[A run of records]
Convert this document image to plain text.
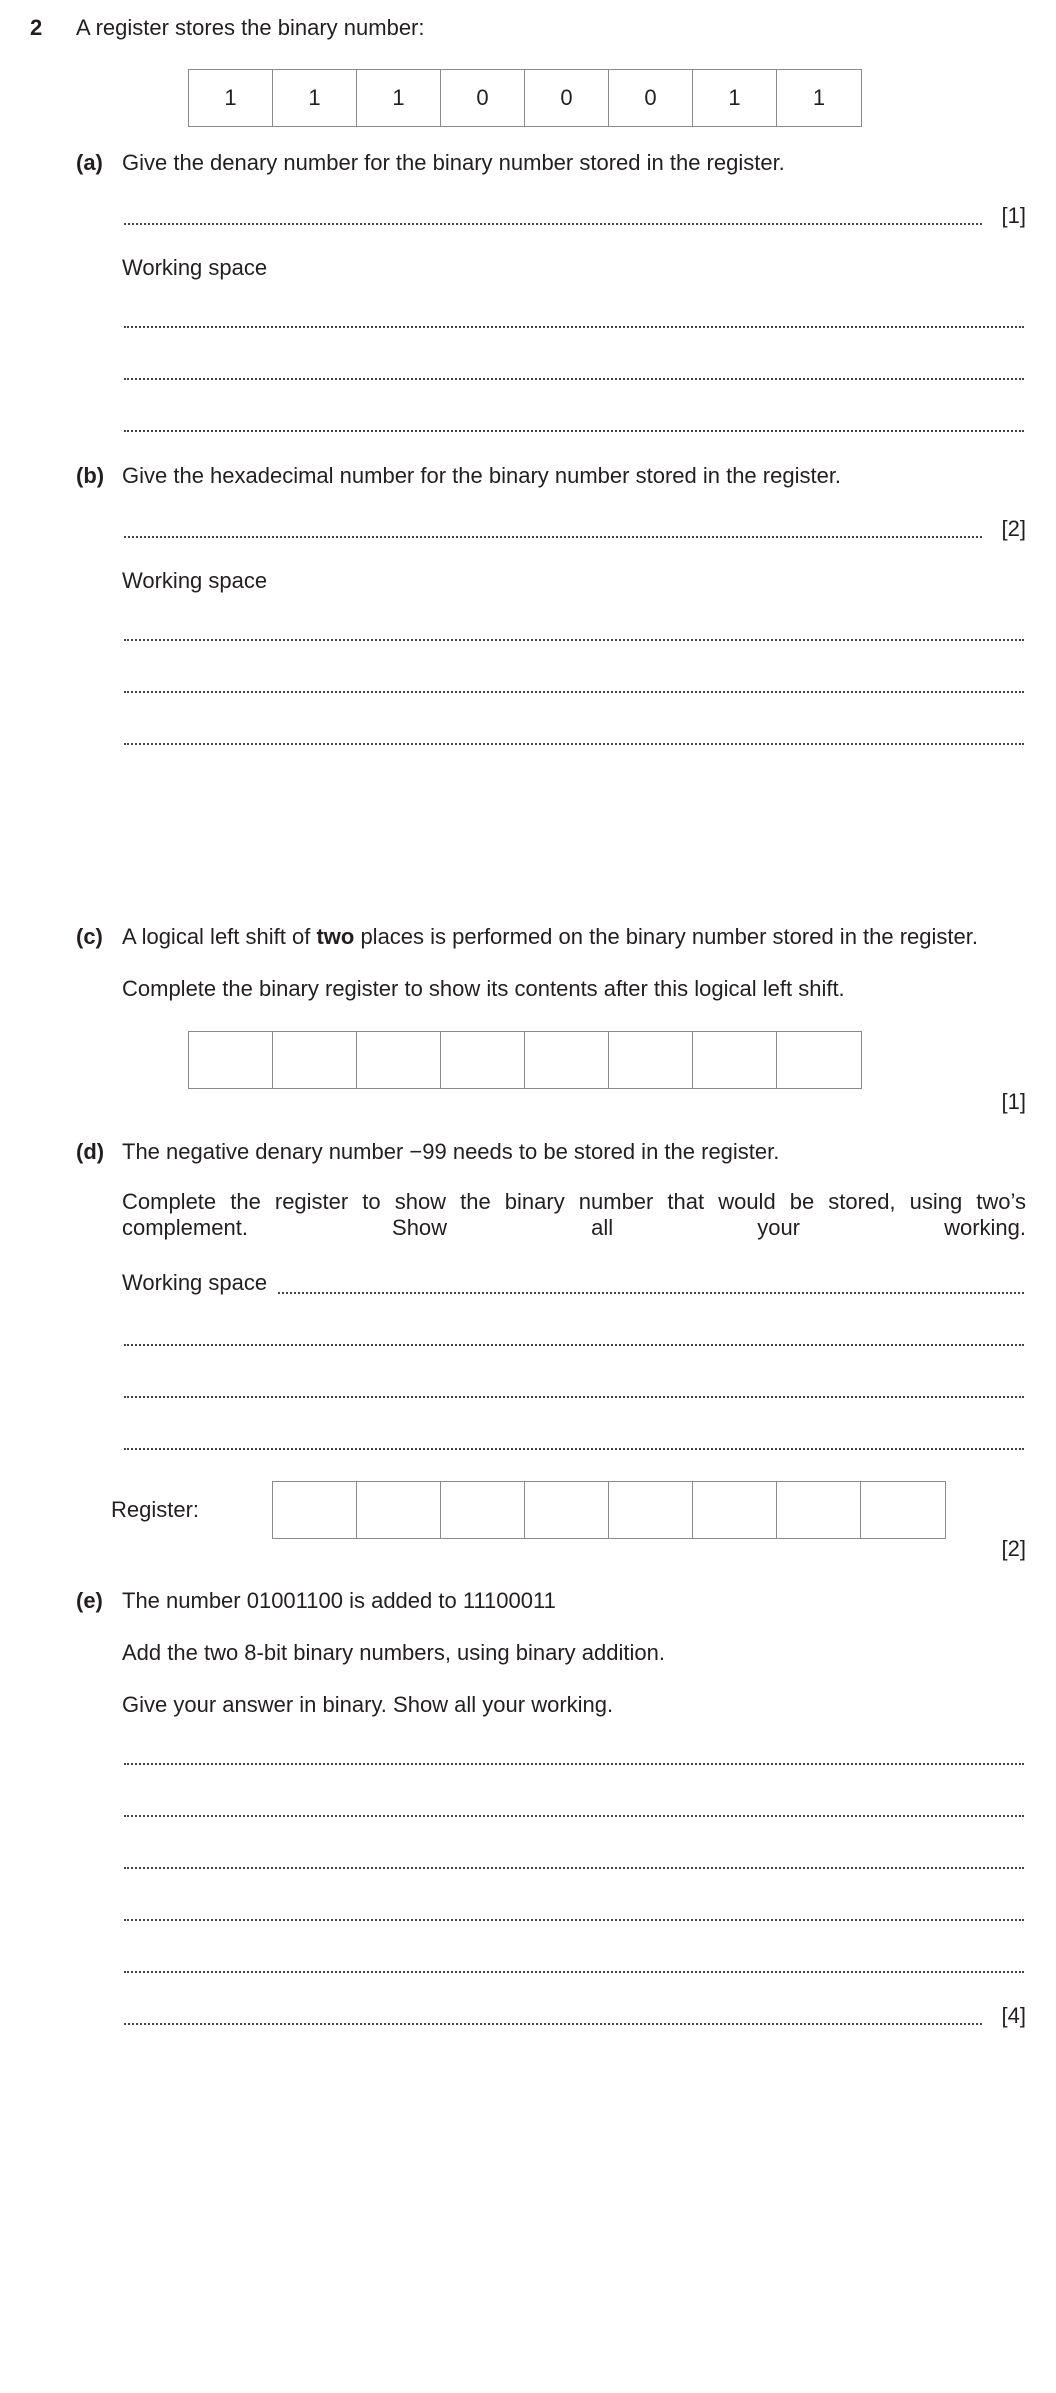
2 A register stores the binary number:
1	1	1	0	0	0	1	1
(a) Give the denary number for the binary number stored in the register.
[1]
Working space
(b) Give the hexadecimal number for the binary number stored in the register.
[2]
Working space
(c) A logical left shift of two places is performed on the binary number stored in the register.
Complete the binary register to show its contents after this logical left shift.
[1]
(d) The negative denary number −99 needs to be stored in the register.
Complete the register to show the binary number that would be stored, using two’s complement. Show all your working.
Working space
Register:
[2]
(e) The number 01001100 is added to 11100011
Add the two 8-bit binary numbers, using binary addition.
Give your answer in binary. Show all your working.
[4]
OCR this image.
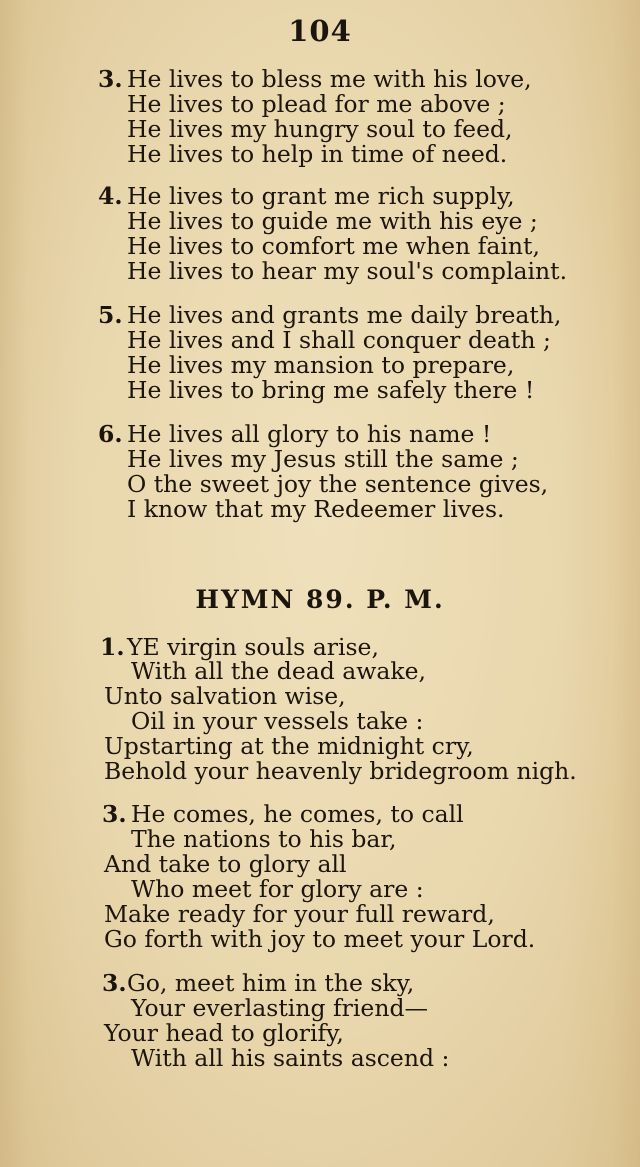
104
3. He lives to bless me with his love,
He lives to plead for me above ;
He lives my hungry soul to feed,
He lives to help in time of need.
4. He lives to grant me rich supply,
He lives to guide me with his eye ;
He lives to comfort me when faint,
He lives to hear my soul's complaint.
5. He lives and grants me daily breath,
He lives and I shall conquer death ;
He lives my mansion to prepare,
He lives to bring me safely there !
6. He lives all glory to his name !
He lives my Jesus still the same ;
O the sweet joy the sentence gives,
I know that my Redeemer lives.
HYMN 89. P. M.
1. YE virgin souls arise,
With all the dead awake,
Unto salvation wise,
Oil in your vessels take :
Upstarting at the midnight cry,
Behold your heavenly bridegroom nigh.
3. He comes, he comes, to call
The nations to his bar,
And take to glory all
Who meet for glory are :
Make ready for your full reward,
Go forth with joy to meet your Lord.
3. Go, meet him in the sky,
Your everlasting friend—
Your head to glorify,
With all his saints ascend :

__Exercise task__:
Omit every picture while copying the listing above exactly.

__Solution to this exercise__:
Convert this document image to plain text.
2 A register stores the binary number:
1	1	1	0	0	0	1	1
(a) Give the denary number for the binary number stored in the register.
[1]
Working space
(b) Give the hexadecimal number for the binary number stored in the register.
[2]
Working space
(c) A logical left shift of two places is performed on the binary number stored in the register.
Complete the binary register to show its contents after this logical left shift.
[1]
(d) The negative denary number −99 needs to be stored in the register.
Complete the register to show the binary number that would be stored, using two’s complement. Show all your working.
Working space
Register:
[2]
(e) The number 01001100 is added to 11100011
Add the two 8-bit binary numbers, using binary addition.
Give your answer in binary. Show all your working.
[4]
OCR this image.
104
3. He lives to bless me with his love,
He lives to plead for me above ;
He lives my hungry soul to feed,
He lives to help in time of need.
4. He lives to grant me rich supply,
He lives to guide me with his eye ;
He lives to comfort me when faint,
He lives to hear my soul's complaint.
5. He lives and grants me daily breath,
He lives and I shall conquer death ;
He lives my mansion to prepare,
He lives to bring me safely there !
6. He lives all glory to his name !
He lives my Jesus still the same ;
O the sweet joy the sentence gives,
I know that my Redeemer lives.
HYMN 89. P. M.
1. YE virgin souls arise,
With all the dead awake,
Unto salvation wise,
Oil in your vessels take :
Upstarting at the midnight cry,
Behold your heavenly bridegroom nigh.
3. He comes, he comes, to call
The nations to his bar,
And take to glory all
Who meet for glory are :
Make ready for your full reward,
Go forth with joy to meet your Lord.
3. Go, meet him in the sky,
Your everlasting friend—
Your head to glorify,
With all his saints ascend :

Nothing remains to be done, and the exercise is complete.